**Goal:** Please find all lines in the data that hold the string "with" and copy them.

**Data records:**

────────────────────

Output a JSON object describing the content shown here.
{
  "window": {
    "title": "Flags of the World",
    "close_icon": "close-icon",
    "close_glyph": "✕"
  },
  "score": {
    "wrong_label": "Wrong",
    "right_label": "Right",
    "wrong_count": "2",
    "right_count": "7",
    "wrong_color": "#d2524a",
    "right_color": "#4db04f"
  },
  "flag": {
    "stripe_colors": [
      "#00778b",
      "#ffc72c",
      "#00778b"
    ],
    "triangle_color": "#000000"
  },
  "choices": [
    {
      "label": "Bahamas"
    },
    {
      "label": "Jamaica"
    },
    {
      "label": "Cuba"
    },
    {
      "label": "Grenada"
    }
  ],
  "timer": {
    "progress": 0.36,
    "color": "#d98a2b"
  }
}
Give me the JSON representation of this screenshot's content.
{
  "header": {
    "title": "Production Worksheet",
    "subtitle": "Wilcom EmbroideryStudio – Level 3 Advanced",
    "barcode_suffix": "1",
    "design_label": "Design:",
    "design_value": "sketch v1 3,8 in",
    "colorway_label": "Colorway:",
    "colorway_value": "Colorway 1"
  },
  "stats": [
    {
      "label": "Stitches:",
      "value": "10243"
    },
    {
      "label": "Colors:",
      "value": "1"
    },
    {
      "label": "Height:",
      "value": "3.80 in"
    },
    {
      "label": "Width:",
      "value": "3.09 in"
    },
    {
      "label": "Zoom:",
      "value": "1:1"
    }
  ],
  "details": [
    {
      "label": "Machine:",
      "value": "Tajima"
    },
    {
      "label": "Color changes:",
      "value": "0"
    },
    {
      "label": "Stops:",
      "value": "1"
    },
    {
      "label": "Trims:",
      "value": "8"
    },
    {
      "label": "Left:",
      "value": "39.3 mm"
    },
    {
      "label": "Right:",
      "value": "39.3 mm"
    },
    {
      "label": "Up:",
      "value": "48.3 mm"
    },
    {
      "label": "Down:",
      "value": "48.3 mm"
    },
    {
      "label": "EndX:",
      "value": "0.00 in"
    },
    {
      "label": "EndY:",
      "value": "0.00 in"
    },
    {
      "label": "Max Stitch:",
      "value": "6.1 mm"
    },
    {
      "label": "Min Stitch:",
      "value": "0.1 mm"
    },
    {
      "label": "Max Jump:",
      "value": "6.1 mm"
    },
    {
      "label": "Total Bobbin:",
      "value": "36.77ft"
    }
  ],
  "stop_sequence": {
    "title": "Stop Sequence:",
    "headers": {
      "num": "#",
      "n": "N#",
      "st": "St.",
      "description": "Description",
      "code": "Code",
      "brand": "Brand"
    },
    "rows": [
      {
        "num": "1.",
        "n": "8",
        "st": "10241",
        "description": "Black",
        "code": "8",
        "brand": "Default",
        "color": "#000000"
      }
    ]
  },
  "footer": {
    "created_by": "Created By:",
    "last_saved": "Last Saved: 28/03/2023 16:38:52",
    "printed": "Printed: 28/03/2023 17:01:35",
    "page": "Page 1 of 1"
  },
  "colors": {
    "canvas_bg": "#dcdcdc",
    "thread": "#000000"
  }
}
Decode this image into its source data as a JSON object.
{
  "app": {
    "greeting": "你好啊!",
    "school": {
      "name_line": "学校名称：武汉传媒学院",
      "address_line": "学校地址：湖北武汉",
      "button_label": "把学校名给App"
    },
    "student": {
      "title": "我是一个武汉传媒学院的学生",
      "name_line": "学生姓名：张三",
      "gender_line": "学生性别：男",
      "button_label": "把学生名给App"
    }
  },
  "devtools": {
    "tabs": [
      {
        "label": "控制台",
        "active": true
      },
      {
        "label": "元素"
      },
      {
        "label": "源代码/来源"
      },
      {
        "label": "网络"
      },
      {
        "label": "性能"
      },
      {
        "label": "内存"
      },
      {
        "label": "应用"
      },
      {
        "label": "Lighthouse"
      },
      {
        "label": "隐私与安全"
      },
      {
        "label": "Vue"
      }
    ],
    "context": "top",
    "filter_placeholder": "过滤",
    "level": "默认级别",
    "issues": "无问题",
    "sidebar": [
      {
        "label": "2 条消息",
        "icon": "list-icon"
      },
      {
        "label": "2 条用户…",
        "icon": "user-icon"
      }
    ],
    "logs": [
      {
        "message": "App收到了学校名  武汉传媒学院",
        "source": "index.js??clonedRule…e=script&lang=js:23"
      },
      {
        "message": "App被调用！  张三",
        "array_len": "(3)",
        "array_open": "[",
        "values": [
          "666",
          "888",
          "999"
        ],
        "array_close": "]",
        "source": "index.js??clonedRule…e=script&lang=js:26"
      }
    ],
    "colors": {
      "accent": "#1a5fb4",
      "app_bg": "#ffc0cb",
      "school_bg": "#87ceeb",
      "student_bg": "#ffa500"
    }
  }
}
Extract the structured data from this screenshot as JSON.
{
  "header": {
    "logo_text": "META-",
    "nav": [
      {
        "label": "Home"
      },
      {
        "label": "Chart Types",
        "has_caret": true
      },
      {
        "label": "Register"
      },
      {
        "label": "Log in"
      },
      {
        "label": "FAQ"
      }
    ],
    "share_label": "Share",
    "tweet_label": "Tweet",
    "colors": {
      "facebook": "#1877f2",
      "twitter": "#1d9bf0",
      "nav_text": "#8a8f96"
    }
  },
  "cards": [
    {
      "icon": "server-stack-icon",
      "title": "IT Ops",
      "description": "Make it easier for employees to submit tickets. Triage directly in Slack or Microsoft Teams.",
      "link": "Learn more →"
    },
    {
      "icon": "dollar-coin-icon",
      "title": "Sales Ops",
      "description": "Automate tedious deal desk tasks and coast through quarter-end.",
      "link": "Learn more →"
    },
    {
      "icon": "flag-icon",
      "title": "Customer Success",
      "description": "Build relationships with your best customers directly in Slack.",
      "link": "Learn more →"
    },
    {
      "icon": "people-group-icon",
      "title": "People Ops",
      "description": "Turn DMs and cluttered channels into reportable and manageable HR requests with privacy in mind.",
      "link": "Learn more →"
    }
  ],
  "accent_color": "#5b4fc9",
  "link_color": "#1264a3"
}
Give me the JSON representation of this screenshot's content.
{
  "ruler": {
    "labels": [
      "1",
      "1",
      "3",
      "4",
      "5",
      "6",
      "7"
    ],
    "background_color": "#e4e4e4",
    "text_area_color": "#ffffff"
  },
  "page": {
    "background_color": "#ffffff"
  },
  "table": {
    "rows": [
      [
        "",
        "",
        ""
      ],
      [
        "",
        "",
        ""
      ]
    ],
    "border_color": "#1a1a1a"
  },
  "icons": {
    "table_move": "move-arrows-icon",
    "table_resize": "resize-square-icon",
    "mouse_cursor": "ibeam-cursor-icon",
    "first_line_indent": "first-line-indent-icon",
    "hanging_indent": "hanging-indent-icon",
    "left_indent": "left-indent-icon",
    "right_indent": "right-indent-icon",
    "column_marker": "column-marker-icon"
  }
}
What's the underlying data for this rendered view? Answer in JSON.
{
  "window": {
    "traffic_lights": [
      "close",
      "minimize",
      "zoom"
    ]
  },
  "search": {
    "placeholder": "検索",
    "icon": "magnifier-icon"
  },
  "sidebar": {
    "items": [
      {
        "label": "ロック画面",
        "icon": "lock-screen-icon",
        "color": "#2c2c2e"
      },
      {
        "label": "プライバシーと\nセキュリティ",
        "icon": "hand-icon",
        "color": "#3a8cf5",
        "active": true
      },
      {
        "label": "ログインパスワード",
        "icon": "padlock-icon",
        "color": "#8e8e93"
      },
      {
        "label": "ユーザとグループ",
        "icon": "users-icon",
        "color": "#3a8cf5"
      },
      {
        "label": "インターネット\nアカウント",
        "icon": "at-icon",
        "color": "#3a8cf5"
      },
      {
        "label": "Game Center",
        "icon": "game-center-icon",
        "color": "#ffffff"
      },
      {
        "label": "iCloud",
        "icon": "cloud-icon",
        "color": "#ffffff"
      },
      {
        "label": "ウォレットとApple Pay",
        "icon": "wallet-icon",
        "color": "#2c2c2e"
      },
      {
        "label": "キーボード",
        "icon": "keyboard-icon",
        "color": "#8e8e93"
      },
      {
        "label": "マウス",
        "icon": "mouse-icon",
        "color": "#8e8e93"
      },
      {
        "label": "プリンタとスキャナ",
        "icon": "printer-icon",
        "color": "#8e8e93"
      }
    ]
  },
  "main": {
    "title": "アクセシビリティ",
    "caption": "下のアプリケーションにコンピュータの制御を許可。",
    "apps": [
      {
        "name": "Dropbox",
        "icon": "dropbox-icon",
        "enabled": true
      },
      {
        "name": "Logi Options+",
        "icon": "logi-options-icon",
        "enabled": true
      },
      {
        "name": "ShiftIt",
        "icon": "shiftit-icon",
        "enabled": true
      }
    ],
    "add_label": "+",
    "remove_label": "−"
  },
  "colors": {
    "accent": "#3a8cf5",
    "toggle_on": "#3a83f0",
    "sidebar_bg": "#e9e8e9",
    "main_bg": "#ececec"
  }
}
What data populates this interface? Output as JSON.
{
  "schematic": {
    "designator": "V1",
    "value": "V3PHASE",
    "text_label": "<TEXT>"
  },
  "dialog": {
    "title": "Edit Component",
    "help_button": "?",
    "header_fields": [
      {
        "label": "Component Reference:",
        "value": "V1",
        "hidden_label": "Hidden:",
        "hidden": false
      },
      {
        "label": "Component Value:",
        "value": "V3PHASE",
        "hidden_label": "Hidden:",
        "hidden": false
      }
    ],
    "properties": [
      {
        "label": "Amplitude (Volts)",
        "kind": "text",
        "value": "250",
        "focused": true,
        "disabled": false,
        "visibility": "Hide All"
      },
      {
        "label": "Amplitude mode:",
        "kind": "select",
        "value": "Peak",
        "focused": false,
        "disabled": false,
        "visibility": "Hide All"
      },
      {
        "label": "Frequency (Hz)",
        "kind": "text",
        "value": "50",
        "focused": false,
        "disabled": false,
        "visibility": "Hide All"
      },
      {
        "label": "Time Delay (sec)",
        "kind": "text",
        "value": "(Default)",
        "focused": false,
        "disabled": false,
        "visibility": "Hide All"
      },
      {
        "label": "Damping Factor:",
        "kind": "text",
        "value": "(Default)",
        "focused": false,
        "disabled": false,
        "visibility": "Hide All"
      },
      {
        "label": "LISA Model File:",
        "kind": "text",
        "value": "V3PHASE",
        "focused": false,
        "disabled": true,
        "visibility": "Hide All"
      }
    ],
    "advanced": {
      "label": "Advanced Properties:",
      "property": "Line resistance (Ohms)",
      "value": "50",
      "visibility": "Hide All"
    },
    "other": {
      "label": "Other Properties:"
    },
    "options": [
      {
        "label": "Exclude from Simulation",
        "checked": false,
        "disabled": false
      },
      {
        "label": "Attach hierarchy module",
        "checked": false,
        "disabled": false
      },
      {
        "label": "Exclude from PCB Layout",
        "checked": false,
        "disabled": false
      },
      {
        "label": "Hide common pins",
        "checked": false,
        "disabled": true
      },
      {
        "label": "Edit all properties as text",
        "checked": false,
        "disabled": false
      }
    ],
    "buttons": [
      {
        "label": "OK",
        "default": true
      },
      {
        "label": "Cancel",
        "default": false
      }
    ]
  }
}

────────────────────

**Response for this exercise:**
      "description": "Build relationships with your best customers directly in Slack.",
      "description": "Turn DMs and cluttered channels into reportable and manageable HR requests with privacy in mind.",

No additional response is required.